Rows:
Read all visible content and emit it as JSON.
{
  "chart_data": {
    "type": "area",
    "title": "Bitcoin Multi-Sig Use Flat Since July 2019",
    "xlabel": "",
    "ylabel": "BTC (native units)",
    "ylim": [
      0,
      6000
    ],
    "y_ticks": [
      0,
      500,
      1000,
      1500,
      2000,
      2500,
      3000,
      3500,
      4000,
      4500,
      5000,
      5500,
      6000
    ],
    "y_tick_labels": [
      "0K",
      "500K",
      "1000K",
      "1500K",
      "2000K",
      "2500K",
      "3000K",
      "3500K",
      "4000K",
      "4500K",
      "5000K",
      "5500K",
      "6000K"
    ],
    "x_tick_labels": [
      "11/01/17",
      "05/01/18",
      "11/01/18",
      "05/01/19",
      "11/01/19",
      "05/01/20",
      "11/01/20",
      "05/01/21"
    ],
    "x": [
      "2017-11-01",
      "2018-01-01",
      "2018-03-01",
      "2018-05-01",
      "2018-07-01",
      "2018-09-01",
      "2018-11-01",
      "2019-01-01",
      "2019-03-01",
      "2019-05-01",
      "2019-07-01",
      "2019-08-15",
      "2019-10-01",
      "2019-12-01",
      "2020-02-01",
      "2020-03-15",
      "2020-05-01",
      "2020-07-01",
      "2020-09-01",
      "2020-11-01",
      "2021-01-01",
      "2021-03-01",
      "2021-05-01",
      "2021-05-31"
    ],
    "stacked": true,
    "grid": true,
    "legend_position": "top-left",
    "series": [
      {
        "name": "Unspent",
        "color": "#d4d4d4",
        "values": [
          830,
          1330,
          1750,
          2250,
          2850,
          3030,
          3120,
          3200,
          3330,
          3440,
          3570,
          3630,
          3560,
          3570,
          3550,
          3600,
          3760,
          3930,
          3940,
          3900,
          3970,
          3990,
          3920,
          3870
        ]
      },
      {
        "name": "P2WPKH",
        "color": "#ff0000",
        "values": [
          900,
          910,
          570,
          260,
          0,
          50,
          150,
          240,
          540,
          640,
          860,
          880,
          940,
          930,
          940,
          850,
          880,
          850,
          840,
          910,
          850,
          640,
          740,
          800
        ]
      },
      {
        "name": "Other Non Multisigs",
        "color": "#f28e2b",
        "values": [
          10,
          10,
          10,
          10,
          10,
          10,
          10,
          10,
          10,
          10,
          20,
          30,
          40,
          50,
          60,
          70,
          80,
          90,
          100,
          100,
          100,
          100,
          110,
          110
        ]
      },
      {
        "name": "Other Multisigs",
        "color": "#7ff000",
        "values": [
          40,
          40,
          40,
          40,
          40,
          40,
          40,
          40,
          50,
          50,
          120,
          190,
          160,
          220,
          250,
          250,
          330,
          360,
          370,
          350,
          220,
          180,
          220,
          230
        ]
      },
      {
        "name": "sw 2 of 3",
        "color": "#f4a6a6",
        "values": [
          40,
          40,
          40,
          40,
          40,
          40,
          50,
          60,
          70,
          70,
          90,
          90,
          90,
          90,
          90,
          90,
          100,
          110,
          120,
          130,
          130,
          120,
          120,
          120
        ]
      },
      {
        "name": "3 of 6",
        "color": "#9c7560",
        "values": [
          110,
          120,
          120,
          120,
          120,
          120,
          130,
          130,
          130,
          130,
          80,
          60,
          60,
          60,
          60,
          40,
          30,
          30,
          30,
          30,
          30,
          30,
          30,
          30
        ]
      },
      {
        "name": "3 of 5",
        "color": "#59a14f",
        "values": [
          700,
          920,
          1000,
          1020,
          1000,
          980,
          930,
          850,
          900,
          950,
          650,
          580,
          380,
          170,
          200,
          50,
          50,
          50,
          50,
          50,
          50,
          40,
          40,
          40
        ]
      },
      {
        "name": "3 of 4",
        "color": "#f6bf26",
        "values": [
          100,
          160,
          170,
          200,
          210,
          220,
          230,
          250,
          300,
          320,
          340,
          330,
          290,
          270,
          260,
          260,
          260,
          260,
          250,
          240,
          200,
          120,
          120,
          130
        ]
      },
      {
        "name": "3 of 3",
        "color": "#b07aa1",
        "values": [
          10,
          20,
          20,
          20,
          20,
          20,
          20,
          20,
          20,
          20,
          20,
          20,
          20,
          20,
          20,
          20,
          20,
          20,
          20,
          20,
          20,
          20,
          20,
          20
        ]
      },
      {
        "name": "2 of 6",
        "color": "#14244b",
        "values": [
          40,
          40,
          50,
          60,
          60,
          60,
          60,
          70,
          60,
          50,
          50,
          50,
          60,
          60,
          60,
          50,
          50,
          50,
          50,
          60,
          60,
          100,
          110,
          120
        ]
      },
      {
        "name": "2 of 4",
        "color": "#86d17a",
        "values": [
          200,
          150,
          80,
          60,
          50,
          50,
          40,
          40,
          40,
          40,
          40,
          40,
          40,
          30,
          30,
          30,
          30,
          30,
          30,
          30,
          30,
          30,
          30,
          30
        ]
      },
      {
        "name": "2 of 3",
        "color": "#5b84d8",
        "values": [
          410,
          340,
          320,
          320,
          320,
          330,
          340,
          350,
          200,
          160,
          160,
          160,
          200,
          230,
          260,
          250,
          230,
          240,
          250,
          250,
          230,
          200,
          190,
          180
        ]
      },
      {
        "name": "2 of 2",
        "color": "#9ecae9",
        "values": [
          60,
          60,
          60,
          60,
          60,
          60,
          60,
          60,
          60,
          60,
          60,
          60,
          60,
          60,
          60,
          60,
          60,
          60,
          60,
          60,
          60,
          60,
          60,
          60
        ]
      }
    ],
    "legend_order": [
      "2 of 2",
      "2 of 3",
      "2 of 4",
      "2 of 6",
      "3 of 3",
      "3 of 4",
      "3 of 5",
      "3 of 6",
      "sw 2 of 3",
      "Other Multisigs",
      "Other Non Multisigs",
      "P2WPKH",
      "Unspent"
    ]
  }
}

Brief: Set down every line of the listing above again, exactly as given.

Written solution:
Read all visible content and emit it as JSON.
{
  "chart_data": {
    "type": "area",
    "title": "Bitcoin Multi-Sig Use Flat Since July 2019",
    "xlabel": "",
    "ylabel": "BTC (native units)",
    "ylim": [
      0,
      6000
    ],
    "y_ticks": [
      0,
      500,
      1000,
      1500,
      2000,
      2500,
      3000,
      3500,
      4000,
      4500,
      5000,
      5500,
      6000
    ],
    "y_tick_labels": [
      "0K",
      "500K",
      "1000K",
      "1500K",
      "2000K",
      "2500K",
      "3000K",
      "3500K",
      "4000K",
      "4500K",
      "5000K",
      "5500K",
      "6000K"
    ],
    "x_tick_labels": [
      "11/01/17",
      "05/01/18",
      "11/01/18",
      "05/01/19",
      "11/01/19",
      "05/01/20",
      "11/01/20",
      "05/01/21"
    ],
    "x": [
      "2017-11-01",
      "2018-01-01",
      "2018-03-01",
      "2018-05-01",
      "2018-07-01",
      "2018-09-01",
      "2018-11-01",
      "2019-01-01",
      "2019-03-01",
      "2019-05-01",
      "2019-07-01",
      "2019-08-15",
      "2019-10-01",
      "2019-12-01",
      "2020-02-01",
      "2020-03-15",
      "2020-05-01",
      "2020-07-01",
      "2020-09-01",
      "2020-11-01",
      "2021-01-01",
      "2021-03-01",
      "2021-05-01",
      "2021-05-31"
    ],
    "stacked": true,
    "grid": true,
    "legend_position": "top-left",
    "series": [
      {
        "name": "Unspent",
        "color": "#d4d4d4",
        "values": [
          830,
          1330,
          1750,
          2250,
          2850,
          3030,
          3120,
          3200,
          3330,
          3440,
          3570,
          3630,
          3560,
          3570,
          3550,
          3600,
          3760,
          3930,
          3940,
          3900,
          3970,
          3990,
          3920,
          3870
        ]
      },
      {
        "name": "P2WPKH",
        "color": "#ff0000",
        "values": [
          900,
          910,
          570,
          260,
          0,
          50,
          150,
          240,
          540,
          640,
          860,
          880,
          940,
          930,
          940,
          850,
          880,
          850,
          840,
          910,
          850,
          640,
          740,
          800
        ]
      },
      {
        "name": "Other Non Multisigs",
        "color": "#f28e2b",
        "values": [
          10,
          10,
          10,
          10,
          10,
          10,
          10,
          10,
          10,
          10,
          20,
          30,
          40,
          50,
          60,
          70,
          80,
          90,
          100,
          100,
          100,
          100,
          110,
          110
        ]
      },
      {
        "name": "Other Multisigs",
        "color": "#7ff000",
        "values": [
          40,
          40,
          40,
          40,
          40,
          40,
          40,
          40,
          50,
          50,
          120,
          190,
          160,
          220,
          250,
          250,
          330,
          360,
          370,
          350,
          220,
          180,
          220,
          230
        ]
      },
      {
        "name": "sw 2 of 3",
        "color": "#f4a6a6",
        "values": [
          40,
          40,
          40,
          40,
          40,
          40,
          50,
          60,
          70,
          70,
          90,
          90,
          90,
          90,
          90,
          90,
          100,
          110,
          120,
          130,
          130,
          120,
          120,
          120
        ]
      },
      {
        "name": "3 of 6",
        "color": "#9c7560",
        "values": [
          110,
          120,
          120,
          120,
          120,
          120,
          130,
          130,
          130,
          130,
          80,
          60,
          60,
          60,
          60,
          40,
          30,
          30,
          30,
          30,
          30,
          30,
          30,
          30
        ]
      },
      {
        "name": "3 of 5",
        "color": "#59a14f",
        "values": [
          700,
          920,
          1000,
          1020,
          1000,
          980,
          930,
          850,
          900,
          950,
          650,
          580,
          380,
          170,
          200,
          50,
          50,
          50,
          50,
          50,
          50,
          40,
          40,
          40
        ]
      },
      {
        "name": "3 of 4",
        "color": "#f6bf26",
        "values": [
          100,
          160,
          170,
          200,
          210,
          220,
          230,
          250,
          300,
          320,
          340,
          330,
          290,
          270,
          260,
          260,
          260,
          260,
          250,
          240,
          200,
          120,
          120,
          130
        ]
      },
      {
        "name": "3 of 3",
        "color": "#b07aa1",
        "values": [
          10,
          20,
          20,
          20,
          20,
          20,
          20,
          20,
          20,
          20,
          20,
          20,
          20,
          20,
          20,
          20,
          20,
          20,
          20,
          20,
          20,
          20,
          20,
          20
        ]
      },
      {
        "name": "2 of 6",
        "color": "#14244b",
        "values": [
          40,
          40,
          50,
          60,
          60,
          60,
          60,
          70,
          60,
          50,
          50,
          50,
          60,
          60,
          60,
          50,
          50,
          50,
          50,
          60,
          60,
          100,
          110,
          120
        ]
      },
      {
        "name": "2 of 4",
        "color": "#86d17a",
        "values": [
          200,
          150,
          80,
          60,
          50,
          50,
          40,
          40,
          40,
          40,
          40,
          40,
          40,
          30,
          30,
          30,
          30,
          30,
          30,
          30,
          30,
          30,
          30,
          30
        ]
      },
      {
        "name": "2 of 3",
        "color": "#5b84d8",
        "values": [
          410,
          340,
          320,
          320,
          320,
          330,
          340,
          350,
          200,
          160,
          160,
          160,
          200,
          230,
          260,
          250,
          230,
          240,
          250,
          250,
          230,
          200,
          190,
          180
        ]
      },
      {
        "name": "2 of 2",
        "color": "#9ecae9",
        "values": [
          60,
          60,
          60,
          60,
          60,
          60,
          60,
          60,
          60,
          60,
          60,
          60,
          60,
          60,
          60,
          60,
          60,
          60,
          60,
          60,
          60,
          60,
          60,
          60
        ]
      }
    ],
    "legend_order": [
      "2 of 2",
      "2 of 3",
      "2 of 4",
      "2 of 6",
      "3 of 3",
      "3 of 4",
      "3 of 5",
      "3 of 6",
      "sw 2 of 3",
      "Other Multisigs",
      "Other Non Multisigs",
      "P2WPKH",
      "Unspent"
    ]
  }
}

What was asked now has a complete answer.